#### DATA SHOWN
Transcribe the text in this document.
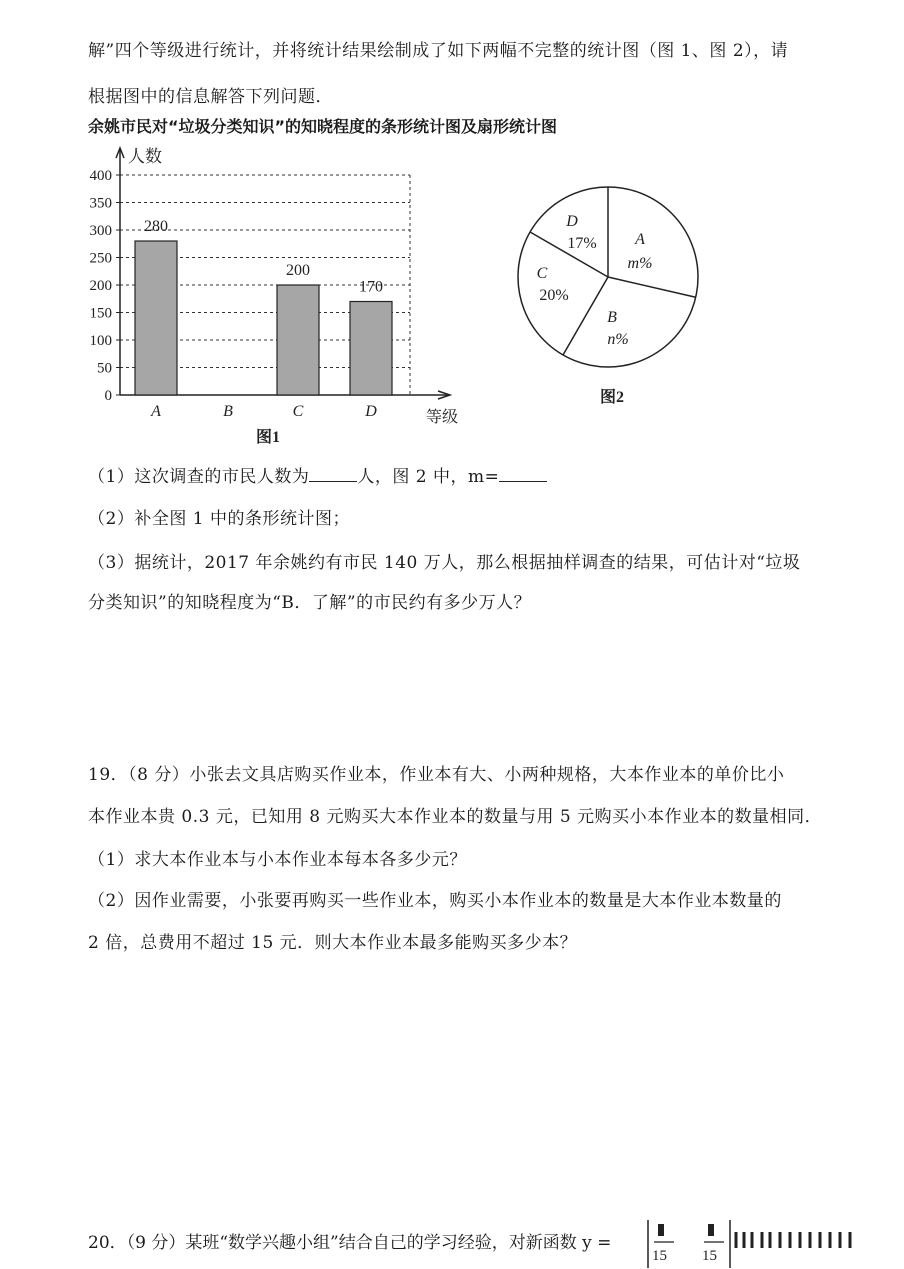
解”四个等级进行统计，并将统计结果绘制成了如下两幅不完整的统计图（图 1、图 2），请
根据图中的信息解答下列问题．
余姚市民对“垃圾分类知识”的知晓程度的条形统计图及扇形统计图
0
50
100
150
200
250
300
350
400
人数
等级
图1
280
A	B
200
C
170
D
A
m%
B
n%
C
20%
D
17%
图2
（1）这次调查的市民人数为	人，图 2 中，m=
（2）补全图 1 中的条形统计图；
（3）据统计，2017 年余姚约有市民 140 万人，那么根据抽样调查的结果，可估计对“垃圾
分类知识”的知晓程度为“B．了解”的市民约有多少万人？
19．（8 分）小张去文具店购买作业本，作业本有大、小两种规格，大本作业本的单价比小
本作业本贵 0.3 元，已知用 8 元购买大本作业本的数量与用 5 元购买小本作业本的数量相同．
（1）求大本作业本与小本作业本每本各多少元？
（2）因作业需要，小张要再购买一些作业本，购买小本作业本的数量是大本作业本数量的
2 倍，总费用不超过 15 元．则大本作业本最多能购买多少本？
20．（9 分）某班“数学兴趣小组”结合自己的学习经验，对新函数 y =
15 15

#### TASK DESCRIPTION
Give back every line exactly as it stands, pictures excluded.

#### SOLVED PROBLEM
Transcribe the text in this document.
解”四个等级进行统计，并将统计结果绘制成了如下两幅不完整的统计图（图 1、图 2），请
根据图中的信息解答下列问题．
余姚市民对“垃圾分类知识”的知晓程度的条形统计图及扇形统计图
0
50
100
150
200
250
300
350
400
人数
等级
图1
280
A	B
200
C
170
D
A
m%
B
n%
C
20%
D
17%
图2
（1）这次调查的市民人数为	人，图 2 中，m=
（2）补全图 1 中的条形统计图；
（3）据统计，2017 年余姚约有市民 140 万人，那么根据抽样调查的结果，可估计对“垃圾
分类知识”的知晓程度为“B．了解”的市民约有多少万人？
19．（8 分）小张去文具店购买作业本，作业本有大、小两种规格，大本作业本的单价比小
本作业本贵 0.3 元，已知用 8 元购买大本作业本的数量与用 5 元购买小本作业本的数量相同．
（1）求大本作业本与小本作业本每本各多少元？
（2）因作业需要，小张要再购买一些作业本，购买小本作业本的数量是大本作业本数量的
2 倍，总费用不超过 15 元．则大本作业本最多能购买多少本？
20．（9 分）某班“数学兴趣小组”结合自己的学习经验，对新函数 y =
15 15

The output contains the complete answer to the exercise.